> What you have to do
Search the data for the string "image" and extract every line where it appears.

# Data section start

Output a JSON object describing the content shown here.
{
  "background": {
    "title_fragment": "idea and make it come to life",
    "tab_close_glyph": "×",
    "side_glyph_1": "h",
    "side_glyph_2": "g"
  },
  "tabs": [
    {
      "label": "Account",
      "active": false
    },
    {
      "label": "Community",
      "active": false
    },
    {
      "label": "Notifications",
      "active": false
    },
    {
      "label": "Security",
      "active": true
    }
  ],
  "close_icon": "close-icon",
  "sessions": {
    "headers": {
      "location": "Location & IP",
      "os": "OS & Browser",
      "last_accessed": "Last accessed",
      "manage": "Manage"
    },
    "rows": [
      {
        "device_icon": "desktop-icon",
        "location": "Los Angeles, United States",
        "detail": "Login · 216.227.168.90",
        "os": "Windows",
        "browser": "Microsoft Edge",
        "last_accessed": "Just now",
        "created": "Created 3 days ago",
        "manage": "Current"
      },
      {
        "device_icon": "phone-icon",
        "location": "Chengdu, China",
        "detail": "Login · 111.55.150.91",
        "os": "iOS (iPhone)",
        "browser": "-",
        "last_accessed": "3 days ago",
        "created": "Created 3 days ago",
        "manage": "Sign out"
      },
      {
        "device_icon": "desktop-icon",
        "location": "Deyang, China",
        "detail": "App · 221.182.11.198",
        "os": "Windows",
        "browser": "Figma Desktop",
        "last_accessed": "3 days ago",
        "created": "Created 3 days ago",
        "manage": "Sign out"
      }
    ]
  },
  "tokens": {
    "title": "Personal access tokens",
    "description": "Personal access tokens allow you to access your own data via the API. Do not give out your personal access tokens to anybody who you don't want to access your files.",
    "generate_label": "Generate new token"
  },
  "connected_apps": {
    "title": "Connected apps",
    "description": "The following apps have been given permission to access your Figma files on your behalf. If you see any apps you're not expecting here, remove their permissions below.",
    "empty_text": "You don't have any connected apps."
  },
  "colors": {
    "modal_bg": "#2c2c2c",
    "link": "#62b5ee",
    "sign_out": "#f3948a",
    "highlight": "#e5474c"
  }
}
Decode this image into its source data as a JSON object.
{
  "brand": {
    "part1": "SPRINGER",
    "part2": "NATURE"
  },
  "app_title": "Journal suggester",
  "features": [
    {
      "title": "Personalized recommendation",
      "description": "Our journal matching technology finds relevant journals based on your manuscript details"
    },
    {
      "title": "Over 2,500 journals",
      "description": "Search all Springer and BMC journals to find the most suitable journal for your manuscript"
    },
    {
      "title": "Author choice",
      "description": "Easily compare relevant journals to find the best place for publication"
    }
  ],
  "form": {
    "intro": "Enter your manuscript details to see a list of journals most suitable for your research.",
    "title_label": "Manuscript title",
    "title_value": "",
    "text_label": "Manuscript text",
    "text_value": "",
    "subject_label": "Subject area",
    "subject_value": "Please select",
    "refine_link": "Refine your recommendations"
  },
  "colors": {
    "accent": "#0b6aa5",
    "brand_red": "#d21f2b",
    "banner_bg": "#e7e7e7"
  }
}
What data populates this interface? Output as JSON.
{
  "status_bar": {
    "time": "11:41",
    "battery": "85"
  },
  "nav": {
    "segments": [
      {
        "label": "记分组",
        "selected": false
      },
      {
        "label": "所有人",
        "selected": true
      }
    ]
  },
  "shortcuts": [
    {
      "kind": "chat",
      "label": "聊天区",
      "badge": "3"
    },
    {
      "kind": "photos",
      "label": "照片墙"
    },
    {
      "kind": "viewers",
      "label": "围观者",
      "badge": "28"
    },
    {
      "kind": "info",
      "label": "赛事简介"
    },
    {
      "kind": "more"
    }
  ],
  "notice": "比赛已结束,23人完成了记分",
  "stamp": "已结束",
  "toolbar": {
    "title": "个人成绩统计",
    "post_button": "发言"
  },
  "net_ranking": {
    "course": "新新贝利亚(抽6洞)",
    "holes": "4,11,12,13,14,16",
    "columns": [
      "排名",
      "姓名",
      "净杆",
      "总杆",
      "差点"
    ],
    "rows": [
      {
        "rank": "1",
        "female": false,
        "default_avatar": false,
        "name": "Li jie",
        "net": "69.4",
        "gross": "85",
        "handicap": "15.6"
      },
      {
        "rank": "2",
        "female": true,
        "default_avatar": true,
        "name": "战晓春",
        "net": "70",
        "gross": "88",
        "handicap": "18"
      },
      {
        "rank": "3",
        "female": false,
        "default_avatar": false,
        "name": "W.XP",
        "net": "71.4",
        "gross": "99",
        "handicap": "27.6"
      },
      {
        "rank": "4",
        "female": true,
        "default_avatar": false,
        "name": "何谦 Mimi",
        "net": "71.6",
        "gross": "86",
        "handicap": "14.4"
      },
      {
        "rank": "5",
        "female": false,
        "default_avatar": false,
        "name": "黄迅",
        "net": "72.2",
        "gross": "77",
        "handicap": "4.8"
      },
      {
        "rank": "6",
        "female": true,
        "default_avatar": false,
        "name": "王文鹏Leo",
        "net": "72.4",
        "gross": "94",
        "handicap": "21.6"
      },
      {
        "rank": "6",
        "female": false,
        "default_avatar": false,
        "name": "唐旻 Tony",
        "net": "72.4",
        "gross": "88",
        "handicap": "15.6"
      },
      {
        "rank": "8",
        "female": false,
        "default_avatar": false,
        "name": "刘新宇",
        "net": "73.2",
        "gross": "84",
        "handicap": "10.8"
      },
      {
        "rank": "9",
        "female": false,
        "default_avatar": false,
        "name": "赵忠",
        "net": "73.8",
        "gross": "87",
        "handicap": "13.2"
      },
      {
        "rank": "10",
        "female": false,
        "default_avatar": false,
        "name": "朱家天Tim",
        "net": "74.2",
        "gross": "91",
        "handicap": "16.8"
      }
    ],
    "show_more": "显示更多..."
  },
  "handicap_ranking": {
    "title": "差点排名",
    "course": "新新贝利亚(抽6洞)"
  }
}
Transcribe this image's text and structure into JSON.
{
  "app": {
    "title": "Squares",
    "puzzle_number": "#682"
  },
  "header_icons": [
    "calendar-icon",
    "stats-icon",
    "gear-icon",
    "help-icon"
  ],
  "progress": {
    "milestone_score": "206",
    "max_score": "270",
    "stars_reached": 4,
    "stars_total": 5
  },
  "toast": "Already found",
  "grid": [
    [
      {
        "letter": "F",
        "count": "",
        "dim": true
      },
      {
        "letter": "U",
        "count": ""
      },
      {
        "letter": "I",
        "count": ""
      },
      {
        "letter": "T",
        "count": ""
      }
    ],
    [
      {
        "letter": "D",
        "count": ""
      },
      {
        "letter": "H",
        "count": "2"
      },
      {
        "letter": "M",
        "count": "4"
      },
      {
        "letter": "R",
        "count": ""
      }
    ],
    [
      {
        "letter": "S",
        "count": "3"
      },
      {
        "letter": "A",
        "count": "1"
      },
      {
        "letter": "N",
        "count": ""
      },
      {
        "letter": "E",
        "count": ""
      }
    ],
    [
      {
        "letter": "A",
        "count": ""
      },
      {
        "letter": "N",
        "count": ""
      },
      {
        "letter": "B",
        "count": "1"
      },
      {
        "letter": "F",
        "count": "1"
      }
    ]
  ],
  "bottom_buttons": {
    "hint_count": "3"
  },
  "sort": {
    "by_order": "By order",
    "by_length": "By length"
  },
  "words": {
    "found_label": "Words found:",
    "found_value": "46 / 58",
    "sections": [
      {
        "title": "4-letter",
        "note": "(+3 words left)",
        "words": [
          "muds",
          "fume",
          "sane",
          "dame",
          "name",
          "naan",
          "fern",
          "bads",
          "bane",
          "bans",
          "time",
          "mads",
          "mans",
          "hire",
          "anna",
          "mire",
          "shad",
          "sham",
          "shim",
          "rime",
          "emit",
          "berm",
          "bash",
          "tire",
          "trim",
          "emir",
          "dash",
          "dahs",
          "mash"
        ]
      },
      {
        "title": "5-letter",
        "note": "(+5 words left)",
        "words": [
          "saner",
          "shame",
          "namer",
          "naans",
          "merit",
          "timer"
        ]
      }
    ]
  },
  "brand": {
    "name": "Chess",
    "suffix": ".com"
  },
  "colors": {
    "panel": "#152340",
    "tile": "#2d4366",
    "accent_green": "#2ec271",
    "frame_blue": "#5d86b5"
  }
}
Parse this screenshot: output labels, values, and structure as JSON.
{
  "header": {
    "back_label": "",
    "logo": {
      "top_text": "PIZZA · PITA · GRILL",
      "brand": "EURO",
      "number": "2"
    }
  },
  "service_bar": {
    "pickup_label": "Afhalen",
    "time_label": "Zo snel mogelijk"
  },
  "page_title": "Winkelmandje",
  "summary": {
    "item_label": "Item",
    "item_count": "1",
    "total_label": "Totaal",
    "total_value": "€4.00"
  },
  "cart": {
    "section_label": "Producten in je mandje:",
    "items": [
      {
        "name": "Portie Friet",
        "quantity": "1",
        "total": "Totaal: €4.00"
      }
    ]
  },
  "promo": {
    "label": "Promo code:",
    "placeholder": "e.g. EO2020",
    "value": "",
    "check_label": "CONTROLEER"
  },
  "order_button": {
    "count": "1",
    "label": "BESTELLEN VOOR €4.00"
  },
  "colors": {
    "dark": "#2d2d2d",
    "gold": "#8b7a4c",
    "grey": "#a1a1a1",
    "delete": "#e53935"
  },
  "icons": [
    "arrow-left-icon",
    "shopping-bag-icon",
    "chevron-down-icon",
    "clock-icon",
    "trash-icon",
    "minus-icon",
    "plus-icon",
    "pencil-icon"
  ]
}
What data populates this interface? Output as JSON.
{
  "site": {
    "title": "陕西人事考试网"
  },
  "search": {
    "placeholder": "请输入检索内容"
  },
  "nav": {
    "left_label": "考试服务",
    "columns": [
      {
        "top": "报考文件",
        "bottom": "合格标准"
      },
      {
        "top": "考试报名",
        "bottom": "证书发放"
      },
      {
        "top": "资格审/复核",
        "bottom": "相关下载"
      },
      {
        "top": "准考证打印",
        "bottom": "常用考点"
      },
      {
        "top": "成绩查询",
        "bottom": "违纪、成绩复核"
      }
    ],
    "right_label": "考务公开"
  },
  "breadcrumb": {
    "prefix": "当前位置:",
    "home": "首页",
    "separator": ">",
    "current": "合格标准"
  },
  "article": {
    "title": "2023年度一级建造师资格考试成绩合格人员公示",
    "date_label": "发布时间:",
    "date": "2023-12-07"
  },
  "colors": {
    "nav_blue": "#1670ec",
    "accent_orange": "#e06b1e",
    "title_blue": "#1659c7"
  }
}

# Data section end

> The answer
Decode this image into its source data as a JSON object.
Transcribe this image's text and structure into JSON.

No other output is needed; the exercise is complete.